>> BEGIN Dataset content

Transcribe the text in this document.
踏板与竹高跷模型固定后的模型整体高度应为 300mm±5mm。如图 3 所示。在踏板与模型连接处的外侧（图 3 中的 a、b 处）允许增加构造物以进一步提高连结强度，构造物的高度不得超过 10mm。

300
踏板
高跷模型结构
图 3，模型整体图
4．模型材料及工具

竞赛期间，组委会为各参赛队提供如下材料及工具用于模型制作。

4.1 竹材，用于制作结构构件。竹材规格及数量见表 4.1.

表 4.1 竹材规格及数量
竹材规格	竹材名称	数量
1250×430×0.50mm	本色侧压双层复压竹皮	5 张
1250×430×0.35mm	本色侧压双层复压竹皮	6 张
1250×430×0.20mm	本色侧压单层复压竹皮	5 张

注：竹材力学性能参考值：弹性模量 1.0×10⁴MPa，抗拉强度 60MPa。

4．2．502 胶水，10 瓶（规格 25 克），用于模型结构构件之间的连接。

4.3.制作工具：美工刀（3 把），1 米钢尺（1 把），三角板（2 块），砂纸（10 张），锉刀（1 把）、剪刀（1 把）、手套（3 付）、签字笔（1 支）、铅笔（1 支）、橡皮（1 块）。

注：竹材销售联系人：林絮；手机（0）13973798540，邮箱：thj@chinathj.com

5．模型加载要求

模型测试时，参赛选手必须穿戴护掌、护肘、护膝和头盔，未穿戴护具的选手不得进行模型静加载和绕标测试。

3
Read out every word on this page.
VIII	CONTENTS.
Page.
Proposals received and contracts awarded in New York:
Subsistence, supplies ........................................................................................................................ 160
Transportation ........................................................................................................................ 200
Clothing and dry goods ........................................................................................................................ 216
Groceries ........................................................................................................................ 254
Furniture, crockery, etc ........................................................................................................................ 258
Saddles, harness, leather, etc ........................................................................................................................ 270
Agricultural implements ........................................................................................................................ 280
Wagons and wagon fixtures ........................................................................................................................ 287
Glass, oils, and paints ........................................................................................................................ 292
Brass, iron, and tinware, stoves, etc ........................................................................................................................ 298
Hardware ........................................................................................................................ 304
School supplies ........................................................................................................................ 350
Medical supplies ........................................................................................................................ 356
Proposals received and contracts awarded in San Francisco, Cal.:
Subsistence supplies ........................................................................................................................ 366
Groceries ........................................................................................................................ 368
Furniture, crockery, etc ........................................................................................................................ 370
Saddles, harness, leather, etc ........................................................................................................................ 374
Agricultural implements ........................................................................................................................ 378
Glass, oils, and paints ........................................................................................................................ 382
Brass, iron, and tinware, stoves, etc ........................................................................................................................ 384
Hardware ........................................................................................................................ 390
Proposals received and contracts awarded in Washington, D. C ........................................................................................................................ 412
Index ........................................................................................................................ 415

>> END Dataset content

Search the entries for the word "oils" and copy every line that has it.

**Result for this task:**
Glass, oils, and paints ........................................................................................................................ 292
Glass, oils, and paints ........................................................................................................................ 382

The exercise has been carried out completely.